## [OBJECTIVE]
Copy out the lines that include the word "соответствие".

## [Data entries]
********
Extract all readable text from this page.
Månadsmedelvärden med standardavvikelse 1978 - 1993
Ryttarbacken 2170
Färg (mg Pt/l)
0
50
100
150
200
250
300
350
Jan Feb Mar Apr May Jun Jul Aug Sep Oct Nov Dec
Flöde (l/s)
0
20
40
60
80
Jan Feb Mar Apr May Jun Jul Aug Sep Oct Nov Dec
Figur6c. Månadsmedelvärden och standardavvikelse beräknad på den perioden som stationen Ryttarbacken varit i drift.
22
********
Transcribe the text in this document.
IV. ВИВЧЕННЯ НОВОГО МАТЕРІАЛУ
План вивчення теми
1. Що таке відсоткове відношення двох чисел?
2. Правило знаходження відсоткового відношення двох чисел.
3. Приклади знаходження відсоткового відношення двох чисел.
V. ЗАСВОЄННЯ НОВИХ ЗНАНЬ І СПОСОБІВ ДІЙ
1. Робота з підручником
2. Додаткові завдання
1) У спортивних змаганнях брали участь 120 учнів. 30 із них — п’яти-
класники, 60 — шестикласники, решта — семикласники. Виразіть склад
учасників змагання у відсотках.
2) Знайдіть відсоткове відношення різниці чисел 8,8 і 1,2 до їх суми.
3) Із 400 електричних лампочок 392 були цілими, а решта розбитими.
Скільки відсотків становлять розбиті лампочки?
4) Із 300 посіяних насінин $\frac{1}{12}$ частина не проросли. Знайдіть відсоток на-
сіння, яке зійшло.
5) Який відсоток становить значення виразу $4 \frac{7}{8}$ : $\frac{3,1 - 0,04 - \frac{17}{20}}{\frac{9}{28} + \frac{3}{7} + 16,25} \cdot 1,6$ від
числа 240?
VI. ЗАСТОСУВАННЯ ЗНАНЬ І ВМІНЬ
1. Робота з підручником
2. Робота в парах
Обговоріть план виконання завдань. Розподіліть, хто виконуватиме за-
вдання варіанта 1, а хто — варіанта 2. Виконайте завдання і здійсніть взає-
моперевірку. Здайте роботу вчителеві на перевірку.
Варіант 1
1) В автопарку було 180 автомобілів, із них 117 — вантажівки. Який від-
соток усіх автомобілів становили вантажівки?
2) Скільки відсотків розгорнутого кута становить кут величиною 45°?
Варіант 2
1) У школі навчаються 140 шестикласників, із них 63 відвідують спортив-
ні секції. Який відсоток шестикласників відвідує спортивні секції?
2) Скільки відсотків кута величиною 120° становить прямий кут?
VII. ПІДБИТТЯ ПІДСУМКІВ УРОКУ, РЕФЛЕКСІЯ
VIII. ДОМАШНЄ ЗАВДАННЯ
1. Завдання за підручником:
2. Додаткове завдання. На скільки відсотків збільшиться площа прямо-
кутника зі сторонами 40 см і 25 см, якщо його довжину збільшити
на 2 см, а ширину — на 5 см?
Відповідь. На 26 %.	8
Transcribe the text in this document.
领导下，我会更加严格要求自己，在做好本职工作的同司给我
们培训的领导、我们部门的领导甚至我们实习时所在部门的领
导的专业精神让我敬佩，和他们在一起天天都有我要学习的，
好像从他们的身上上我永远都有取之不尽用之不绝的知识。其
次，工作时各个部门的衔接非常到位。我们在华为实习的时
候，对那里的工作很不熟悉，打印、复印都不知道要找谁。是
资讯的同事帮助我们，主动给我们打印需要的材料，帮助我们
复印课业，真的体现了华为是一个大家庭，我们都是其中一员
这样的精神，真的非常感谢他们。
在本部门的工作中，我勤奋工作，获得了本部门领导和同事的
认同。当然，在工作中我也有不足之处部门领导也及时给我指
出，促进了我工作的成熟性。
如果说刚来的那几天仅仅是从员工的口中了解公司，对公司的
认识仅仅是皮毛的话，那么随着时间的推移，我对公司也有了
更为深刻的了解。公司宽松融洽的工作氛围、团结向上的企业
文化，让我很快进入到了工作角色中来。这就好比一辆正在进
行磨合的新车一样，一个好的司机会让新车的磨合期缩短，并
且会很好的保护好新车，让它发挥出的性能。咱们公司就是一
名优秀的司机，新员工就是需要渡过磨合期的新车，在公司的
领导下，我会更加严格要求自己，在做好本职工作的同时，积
********
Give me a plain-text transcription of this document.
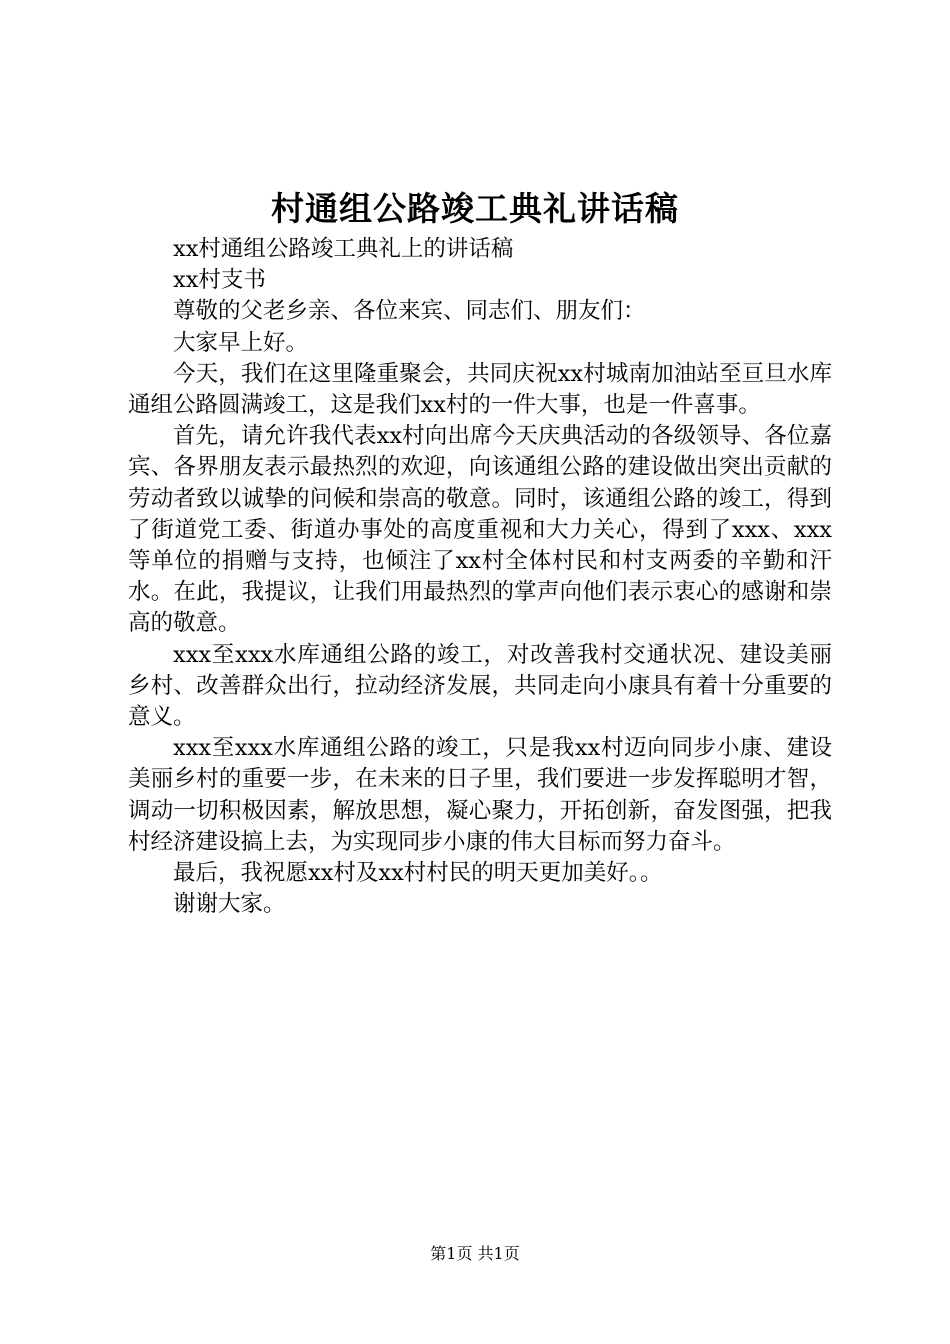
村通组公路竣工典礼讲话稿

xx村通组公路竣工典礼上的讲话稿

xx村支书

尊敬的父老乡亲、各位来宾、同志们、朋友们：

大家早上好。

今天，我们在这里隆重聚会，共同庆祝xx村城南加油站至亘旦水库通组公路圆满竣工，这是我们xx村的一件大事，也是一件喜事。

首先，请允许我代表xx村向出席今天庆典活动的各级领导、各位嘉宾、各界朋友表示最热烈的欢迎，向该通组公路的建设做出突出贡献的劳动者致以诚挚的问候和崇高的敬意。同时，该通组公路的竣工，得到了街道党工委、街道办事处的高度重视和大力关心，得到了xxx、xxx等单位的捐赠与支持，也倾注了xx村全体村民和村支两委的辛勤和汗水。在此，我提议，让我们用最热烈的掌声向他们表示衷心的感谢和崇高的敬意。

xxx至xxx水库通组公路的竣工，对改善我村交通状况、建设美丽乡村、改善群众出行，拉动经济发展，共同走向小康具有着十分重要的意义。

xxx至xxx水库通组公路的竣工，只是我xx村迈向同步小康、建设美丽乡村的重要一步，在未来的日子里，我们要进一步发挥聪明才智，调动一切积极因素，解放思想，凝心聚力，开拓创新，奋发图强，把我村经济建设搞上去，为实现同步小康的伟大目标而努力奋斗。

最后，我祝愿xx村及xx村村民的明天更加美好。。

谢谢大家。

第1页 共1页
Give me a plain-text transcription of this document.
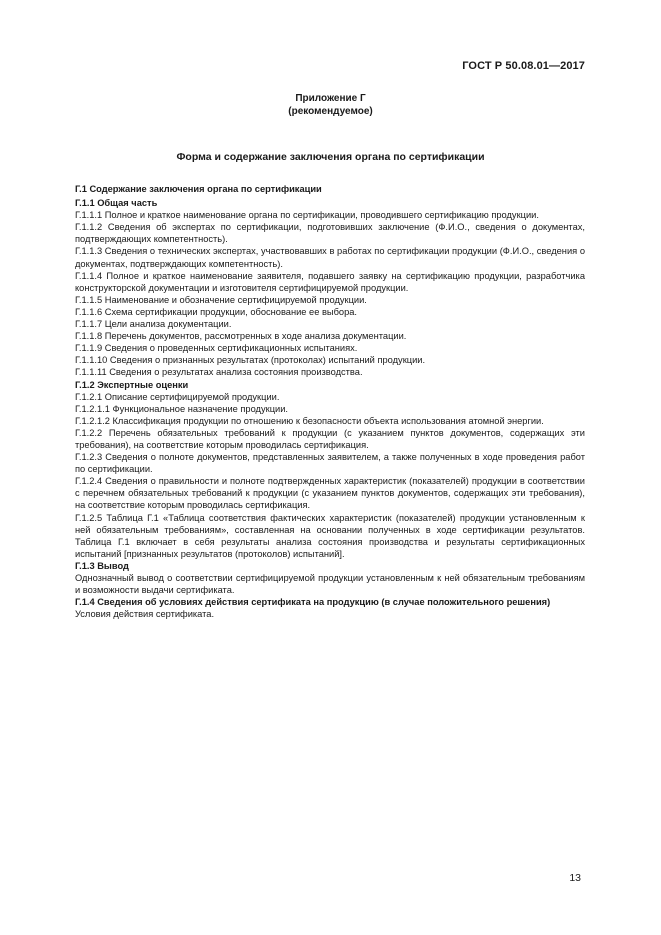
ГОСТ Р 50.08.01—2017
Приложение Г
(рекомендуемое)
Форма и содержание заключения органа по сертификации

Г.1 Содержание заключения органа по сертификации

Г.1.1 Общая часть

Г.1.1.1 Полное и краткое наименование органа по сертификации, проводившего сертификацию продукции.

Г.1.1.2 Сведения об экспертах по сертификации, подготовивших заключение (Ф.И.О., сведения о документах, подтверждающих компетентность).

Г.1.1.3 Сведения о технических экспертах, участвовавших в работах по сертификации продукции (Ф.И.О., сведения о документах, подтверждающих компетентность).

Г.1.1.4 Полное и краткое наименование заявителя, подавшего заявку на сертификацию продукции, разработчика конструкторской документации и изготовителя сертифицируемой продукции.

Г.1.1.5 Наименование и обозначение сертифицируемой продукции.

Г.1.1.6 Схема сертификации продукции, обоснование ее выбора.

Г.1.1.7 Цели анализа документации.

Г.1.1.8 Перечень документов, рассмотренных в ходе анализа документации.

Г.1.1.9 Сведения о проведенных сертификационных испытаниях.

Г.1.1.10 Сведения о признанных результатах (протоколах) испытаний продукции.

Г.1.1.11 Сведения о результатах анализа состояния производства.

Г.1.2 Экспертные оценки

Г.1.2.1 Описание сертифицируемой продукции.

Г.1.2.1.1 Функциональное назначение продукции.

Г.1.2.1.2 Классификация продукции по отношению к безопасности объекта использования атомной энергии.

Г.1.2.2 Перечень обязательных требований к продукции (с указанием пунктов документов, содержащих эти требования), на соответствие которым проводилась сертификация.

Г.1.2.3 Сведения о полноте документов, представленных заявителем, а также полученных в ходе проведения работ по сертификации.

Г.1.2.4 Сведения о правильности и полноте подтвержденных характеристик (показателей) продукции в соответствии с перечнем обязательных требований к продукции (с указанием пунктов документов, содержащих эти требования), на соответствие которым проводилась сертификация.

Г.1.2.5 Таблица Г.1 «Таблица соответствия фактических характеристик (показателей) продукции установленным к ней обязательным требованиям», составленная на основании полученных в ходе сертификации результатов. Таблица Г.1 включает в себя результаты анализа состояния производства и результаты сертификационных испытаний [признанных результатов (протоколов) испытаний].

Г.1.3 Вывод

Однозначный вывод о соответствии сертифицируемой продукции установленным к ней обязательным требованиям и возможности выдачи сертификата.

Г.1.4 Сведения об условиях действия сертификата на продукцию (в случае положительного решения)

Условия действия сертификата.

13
********
## [SOLUTION BELOW]
Г.1.2.2 Перечень обязательных требований к продукции (с указанием пунктов документов, содержащих эти требования), на соответствие которым проводилась сертификация.
Г.1.2.4 Сведения о правильности и полноте подтвержденных характеристик (показателей) продукции в соответствии с перечнем обязательных требований к продукции (с указанием пунктов документов, содержащих эти требования), на соответствие которым проводилась сертификация.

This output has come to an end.